> Data listing:

::::::::

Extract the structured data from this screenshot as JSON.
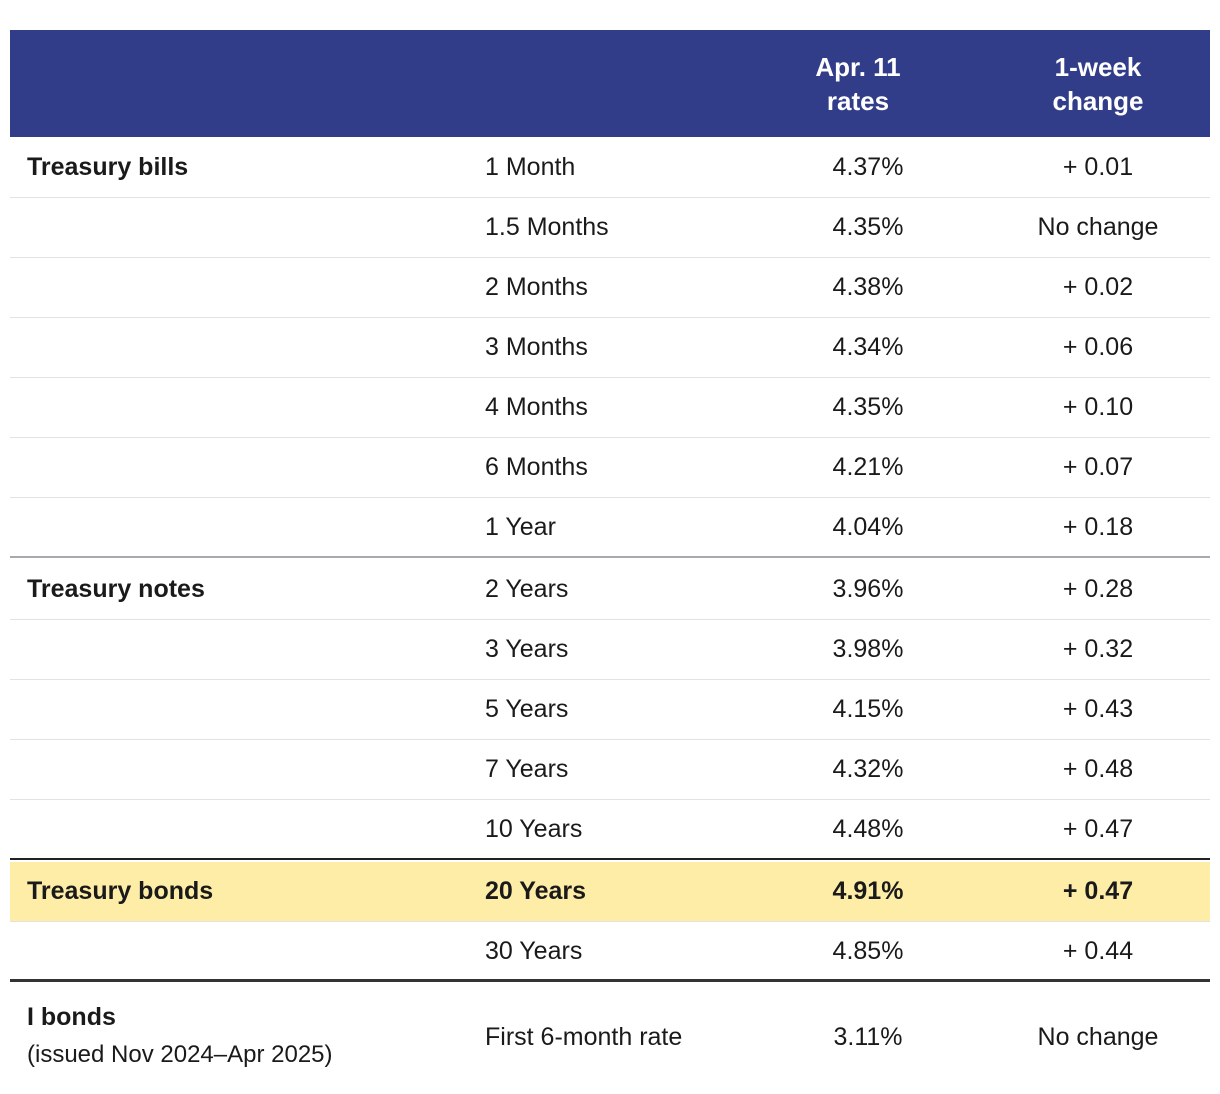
{
  "table": {
    "header": {
      "rate": [
        "Apr. 11",
        "rates"
      ],
      "change": [
        "1-week",
        "change"
      ]
    },
    "groups": [
      {
        "label": "Treasury bills",
        "rows": [
          {
            "term": "1 Month",
            "rate": "4.37%",
            "change": "+ 0.01"
          },
          {
            "term": "1.5 Months",
            "rate": "4.35%",
            "change": "No change"
          },
          {
            "term": "2 Months",
            "rate": "4.38%",
            "change": "+ 0.02"
          },
          {
            "term": "3 Months",
            "rate": "4.34%",
            "change": "+ 0.06"
          },
          {
            "term": "4 Months",
            "rate": "4.35%",
            "change": "+ 0.10"
          },
          {
            "term": "6 Months",
            "rate": "4.21%",
            "change": "+ 0.07"
          },
          {
            "term": "1 Year",
            "rate": "4.04%",
            "change": "+ 0.18"
          }
        ]
      },
      {
        "label": "Treasury notes",
        "rows": [
          {
            "term": "2 Years",
            "rate": "3.96%",
            "change": "+ 0.28"
          },
          {
            "term": "3 Years",
            "rate": "3.98%",
            "change": "+ 0.32"
          },
          {
            "term": "5 Years",
            "rate": "4.15%",
            "change": "+ 0.43"
          },
          {
            "term": "7 Years",
            "rate": "4.32%",
            "change": "+ 0.48"
          },
          {
            "term": "10 Years",
            "rate": "4.48%",
            "change": "+ 0.47"
          }
        ]
      },
      {
        "label": "Treasury bonds",
        "rows": [
          {
            "term": "20 Years",
            "rate": "4.91%",
            "change": "+ 0.47",
            "highlight": true
          },
          {
            "term": "30 Years",
            "rate": "4.85%",
            "change": "+ 0.44"
          }
        ]
      },
      {
        "label": "I bonds",
        "note": "(issued Nov 2024–Apr 2025)",
        "rows": [
          {
            "term": "First 6-month rate",
            "rate": "3.11%",
            "change": "No change"
          }
        ]
      }
    ]
  }
}
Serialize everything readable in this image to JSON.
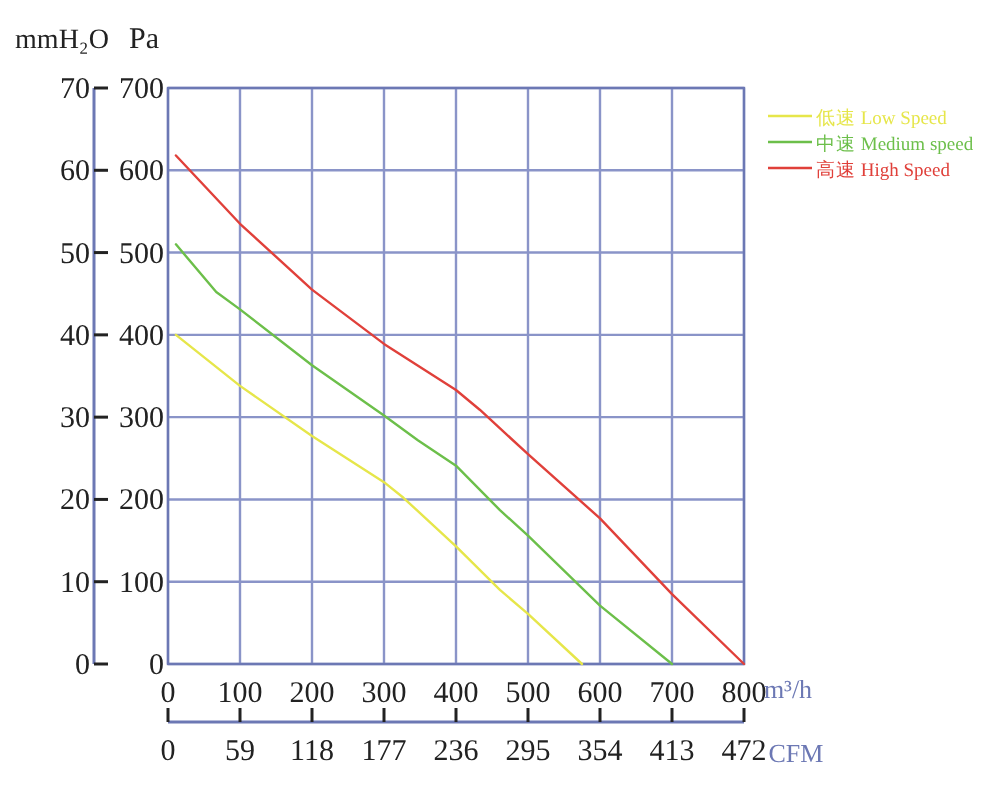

::::::::

Pull out all lines from the listing that contain the string "Treasury".

> Solution:
        "label": "Treasury bills",
        "label": "Treasury notes",
        "label": "Treasury bonds",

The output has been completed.